• [DATA FOR PROCESSING]
########
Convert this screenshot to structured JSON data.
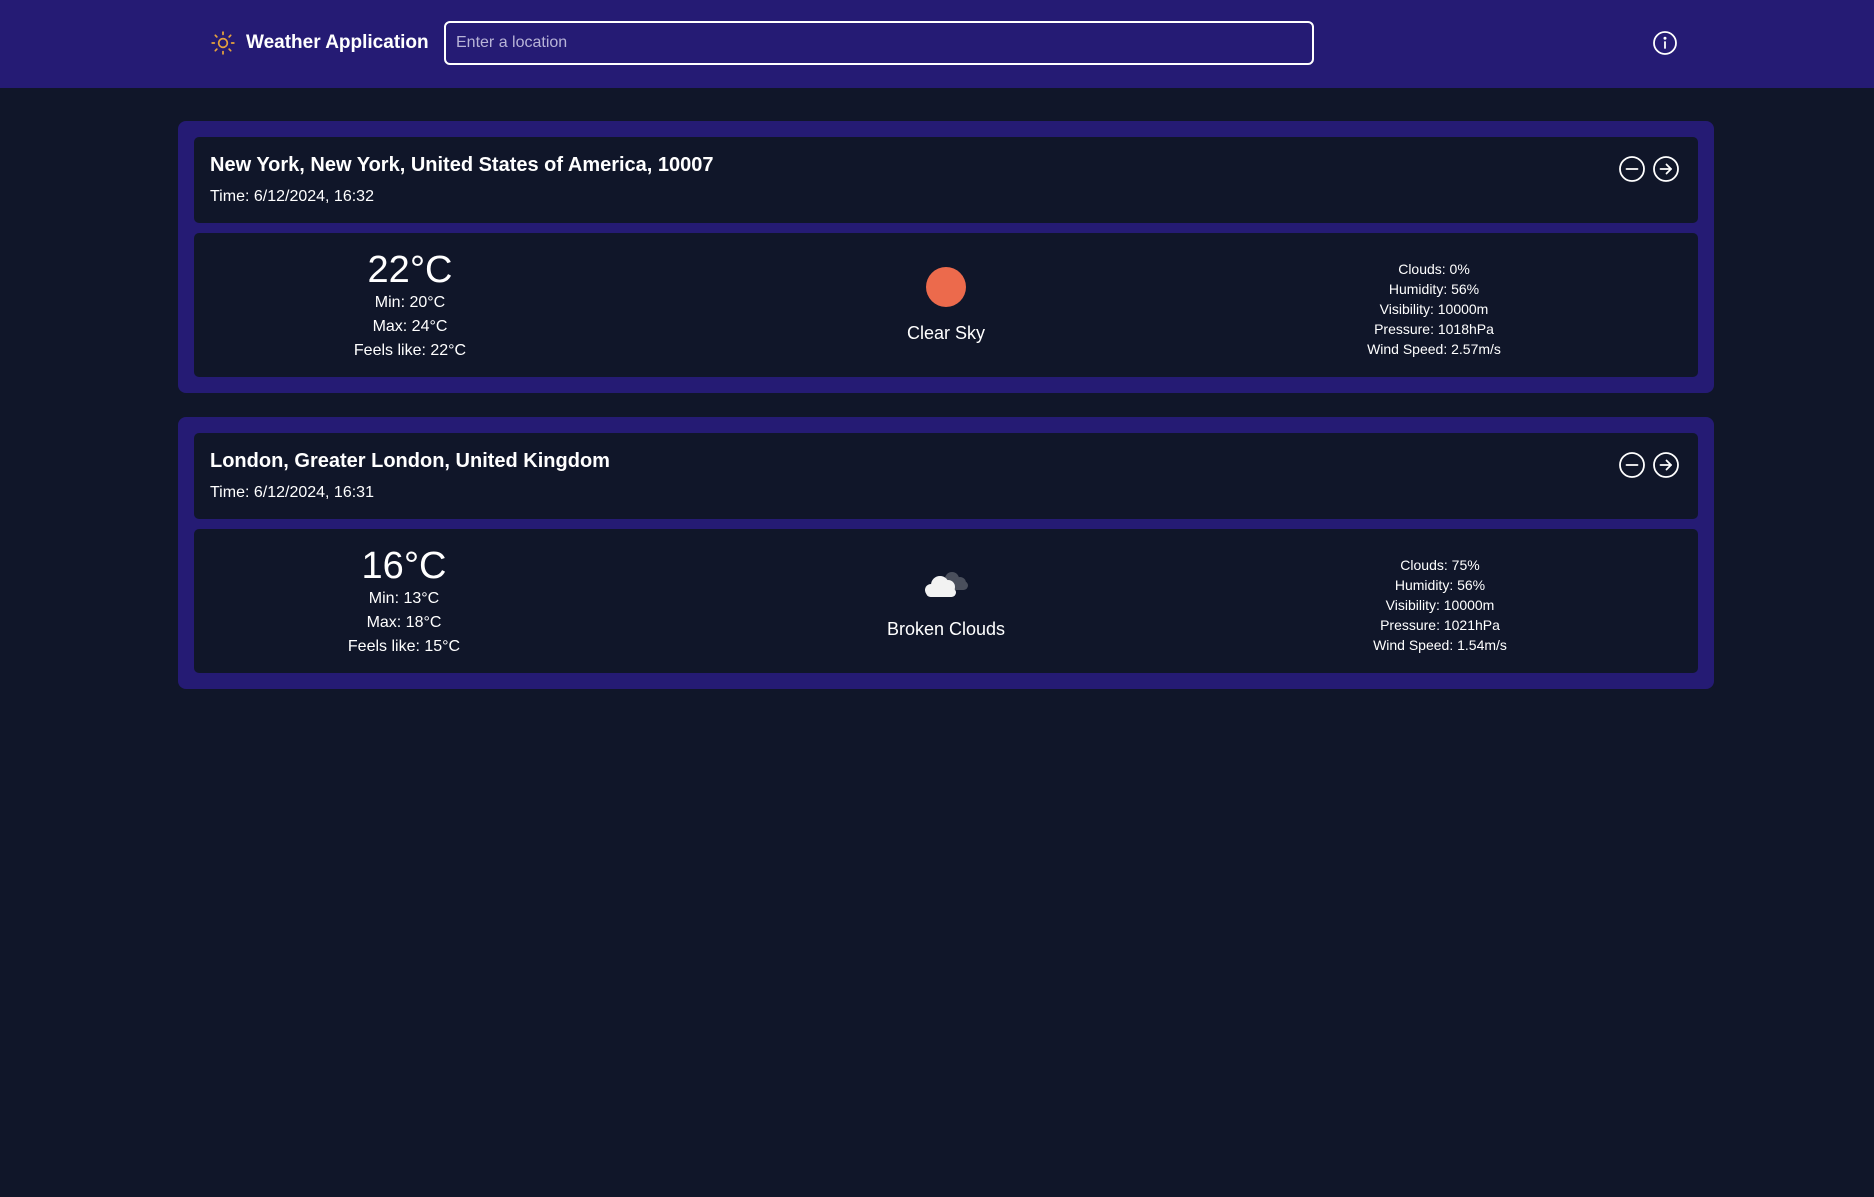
{
  "app": {
    "title": "Weather Application",
    "icon": "sun-icon",
    "accent_color": "#e7a33c"
  },
  "search": {
    "placeholder": "Enter a location",
    "value": ""
  },
  "header": {
    "info_icon": "info-icon",
    "background_color": "#251b74"
  },
  "time_prefix": "Time: ",
  "locations": [
    {
      "name": "New York, New York, United States of America, 10007",
      "time": "6/12/2024, 16:32",
      "temp": "22°C",
      "min": "Min: 20°C",
      "max": "Max: 24°C",
      "feels_like": "Feels like: 22°C",
      "condition": "Clear Sky",
      "condition_icon": "sun-icon",
      "stats": {
        "clouds": "Clouds: 0%",
        "humidity": "Humidity: 56%",
        "visibility": "Visibility: 10000m",
        "pressure": "Pressure: 1018hPa",
        "wind": "Wind Speed: 2.57m/s"
      }
    },
    {
      "name": "London, Greater London, United Kingdom",
      "time": "6/12/2024, 16:31",
      "temp": "16°C",
      "min": "Min: 13°C",
      "max": "Max: 18°C",
      "feels_like": "Feels like: 15°C",
      "condition": "Broken Clouds",
      "condition_icon": "broken-clouds-icon",
      "stats": {
        "clouds": "Clouds: 75%",
        "humidity": "Humidity: 56%",
        "visibility": "Visibility: 10000m",
        "pressure": "Pressure: 1021hPa",
        "wind": "Wind Speed: 1.54m/s"
      }
    }
  ],
  "colors": {
    "page_background": "#101629",
    "card_frame": "#251b74",
    "sun": "#ec6a4c",
    "text": "#ffffff"
  }
}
########
• [TASK DETAILS] From the data, collect all lines where the string "like" appears.

• [CORRECT RESULT]
      "feels_like": "Feels like: 22°C",
      "feels_like": "Feels like: 15°C",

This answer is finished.